**Ausgangstext**
☆ ☆ ☆
Das Eidgenössische Büro für die Gleichstellung von Frau und Mann hat eine neue Kampagne zu Grenzverletzungen und Gewalt lanciert. Dies berichtet die NZZ. Auf Plakaten und einer begleitenden Website wirbt die Behörde dafür, frühe Formen von Herabsetzung und Verunsicherung stärker wahrzunehmen.
Auf einem grossen Plakat in Zürich steht der Satz: «Die Witze gehen auf deine Kosten. Immer.» Darunter folgt die Aussage: «Auch so beginnt Gewalt.» Zudem wird eine Telefonnummer für «Rat und Hilfe» angegeben. Auf der Kampagnenwebsite heisst es: «Gewalt beginnt früher, als du denkst.» Als Beispiele für Grenzverletzungen werden unter anderem Situationen genannt, in denen «ein Witz» für jemanden «verletzend und abwertend» gewesen sei oder «ein anzüglicher Spruch» eine Person verunsichert habe.
☆ ☆ ☆
Daten zur Analyse des Seitenlayouts

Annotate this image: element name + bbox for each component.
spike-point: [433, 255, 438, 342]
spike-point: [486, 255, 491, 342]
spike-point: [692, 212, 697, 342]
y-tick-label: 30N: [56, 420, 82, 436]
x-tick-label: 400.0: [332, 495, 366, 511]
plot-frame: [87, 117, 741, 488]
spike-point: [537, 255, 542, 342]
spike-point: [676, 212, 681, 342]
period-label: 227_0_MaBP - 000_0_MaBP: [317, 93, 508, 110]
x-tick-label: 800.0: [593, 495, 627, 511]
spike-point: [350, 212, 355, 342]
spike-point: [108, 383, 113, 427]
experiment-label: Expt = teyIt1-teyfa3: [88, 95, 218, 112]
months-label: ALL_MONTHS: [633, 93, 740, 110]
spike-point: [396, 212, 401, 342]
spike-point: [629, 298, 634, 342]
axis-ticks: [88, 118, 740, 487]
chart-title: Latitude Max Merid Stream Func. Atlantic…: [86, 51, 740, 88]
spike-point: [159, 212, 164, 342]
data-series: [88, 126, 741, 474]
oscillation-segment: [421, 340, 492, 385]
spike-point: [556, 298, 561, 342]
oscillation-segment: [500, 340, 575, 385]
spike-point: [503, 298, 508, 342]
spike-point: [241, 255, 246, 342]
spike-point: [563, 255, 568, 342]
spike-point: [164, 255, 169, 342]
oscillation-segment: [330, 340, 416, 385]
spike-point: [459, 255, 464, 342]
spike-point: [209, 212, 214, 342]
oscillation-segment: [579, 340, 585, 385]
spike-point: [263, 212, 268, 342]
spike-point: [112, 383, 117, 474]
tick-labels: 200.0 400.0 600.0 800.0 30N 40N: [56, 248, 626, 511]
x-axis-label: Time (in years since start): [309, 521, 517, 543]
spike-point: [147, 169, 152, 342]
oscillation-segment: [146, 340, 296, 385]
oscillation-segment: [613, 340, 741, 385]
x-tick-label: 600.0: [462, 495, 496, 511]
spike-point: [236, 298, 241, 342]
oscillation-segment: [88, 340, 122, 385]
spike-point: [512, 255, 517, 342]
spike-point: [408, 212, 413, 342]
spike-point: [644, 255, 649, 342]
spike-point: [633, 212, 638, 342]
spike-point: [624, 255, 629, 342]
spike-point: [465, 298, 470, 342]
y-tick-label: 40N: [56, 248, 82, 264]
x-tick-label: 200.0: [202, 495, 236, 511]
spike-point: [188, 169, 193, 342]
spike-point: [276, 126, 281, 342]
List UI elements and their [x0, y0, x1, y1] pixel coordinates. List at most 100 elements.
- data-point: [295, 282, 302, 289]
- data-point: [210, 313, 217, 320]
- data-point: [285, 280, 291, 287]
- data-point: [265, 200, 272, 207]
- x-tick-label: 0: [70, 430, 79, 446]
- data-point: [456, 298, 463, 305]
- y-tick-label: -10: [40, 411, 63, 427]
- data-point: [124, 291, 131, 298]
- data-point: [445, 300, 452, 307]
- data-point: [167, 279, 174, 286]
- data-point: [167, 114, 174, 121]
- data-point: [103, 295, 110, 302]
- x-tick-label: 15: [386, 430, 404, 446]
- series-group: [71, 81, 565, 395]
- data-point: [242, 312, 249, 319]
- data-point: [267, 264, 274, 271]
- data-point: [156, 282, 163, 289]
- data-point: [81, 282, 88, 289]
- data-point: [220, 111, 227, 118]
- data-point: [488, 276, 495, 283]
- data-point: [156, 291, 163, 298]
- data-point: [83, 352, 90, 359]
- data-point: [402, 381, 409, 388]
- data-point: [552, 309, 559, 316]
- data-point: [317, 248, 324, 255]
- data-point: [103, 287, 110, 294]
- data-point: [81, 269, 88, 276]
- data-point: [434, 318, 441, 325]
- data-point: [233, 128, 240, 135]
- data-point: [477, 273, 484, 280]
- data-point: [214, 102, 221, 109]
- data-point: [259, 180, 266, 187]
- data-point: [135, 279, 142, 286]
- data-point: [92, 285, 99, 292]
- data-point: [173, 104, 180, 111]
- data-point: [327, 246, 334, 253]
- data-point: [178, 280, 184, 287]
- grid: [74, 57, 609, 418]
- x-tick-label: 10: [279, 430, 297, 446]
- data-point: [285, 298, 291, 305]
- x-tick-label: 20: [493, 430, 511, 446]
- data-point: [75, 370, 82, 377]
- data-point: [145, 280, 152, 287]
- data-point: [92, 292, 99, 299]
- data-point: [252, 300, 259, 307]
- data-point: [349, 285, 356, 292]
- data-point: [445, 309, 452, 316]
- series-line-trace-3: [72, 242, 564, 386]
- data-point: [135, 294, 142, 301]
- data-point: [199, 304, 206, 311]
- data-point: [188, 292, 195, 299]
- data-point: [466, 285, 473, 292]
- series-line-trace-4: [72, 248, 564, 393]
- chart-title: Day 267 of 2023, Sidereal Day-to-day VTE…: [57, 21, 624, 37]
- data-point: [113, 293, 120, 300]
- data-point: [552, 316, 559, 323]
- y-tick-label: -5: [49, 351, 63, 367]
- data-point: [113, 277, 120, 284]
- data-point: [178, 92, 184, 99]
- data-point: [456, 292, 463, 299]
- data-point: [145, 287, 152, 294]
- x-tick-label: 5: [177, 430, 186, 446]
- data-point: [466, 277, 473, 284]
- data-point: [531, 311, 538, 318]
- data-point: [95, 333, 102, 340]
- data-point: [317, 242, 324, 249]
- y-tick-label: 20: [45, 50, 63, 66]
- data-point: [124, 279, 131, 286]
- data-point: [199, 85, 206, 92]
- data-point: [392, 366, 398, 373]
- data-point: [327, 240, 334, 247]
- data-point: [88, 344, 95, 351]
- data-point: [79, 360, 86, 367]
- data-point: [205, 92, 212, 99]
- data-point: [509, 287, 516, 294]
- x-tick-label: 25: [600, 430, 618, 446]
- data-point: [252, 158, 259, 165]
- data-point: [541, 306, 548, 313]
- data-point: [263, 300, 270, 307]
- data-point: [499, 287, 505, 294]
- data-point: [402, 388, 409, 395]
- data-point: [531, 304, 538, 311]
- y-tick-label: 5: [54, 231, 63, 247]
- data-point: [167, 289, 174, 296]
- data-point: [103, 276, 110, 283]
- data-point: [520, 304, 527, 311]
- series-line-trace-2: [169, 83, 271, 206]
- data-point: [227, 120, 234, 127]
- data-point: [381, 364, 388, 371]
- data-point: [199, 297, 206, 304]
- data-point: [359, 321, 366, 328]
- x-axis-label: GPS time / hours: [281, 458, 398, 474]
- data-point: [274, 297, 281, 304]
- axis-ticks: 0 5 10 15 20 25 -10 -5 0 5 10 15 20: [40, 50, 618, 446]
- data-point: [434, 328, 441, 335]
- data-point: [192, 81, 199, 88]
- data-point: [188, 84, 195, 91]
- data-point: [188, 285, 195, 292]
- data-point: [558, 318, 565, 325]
☆ ☆ ☆
**Aufgabe 1**
Beantworte anhand des Textes zur Kampagne:
(a) Welche Zeitung berichtet über die neue Kampagne?
(b) In welcher Stadt steht das grosse Plakat?
(c) Welcher Satz steht auf der Kampagnenwebsite?
**Aufgabe 2**
Führe den Text zur Kampagne bitte im selben Stil nach seinem letzten Satz weiter.
Die Datensätze stammen aus einer anderen Quelle.

**Lösung 1**
(a) Die NZZ.
(b) In Zürich.
(c) «Gewalt beginnt früher, als du denkst.»

**Lösung 2**
Die Kampagne löst eine Debatte über den Umgang mit Humor und gesellschaftlichen Grenzen aus. Kritiker sehen die Gefahr, dass scherzhafte Äusserungen zunehmend problematisiert werden und Menschen aus Sorge vor negativen Reaktionen auf Witze verzichten könnten.
Im Zusammenhang mit der Diskussion werden auch Beispiele aus der Unterhaltungsbranche genannt. Der schweizerisch-libanesische Komiker Hamza Raya setzt in seinen Strassenvideos auf provokative Witze über Herkunft und Identität. Auch der deutsche Komiker Mario Barth steht seit Jahren wegen seiner Programme über Männer und Frauen in der Kritik.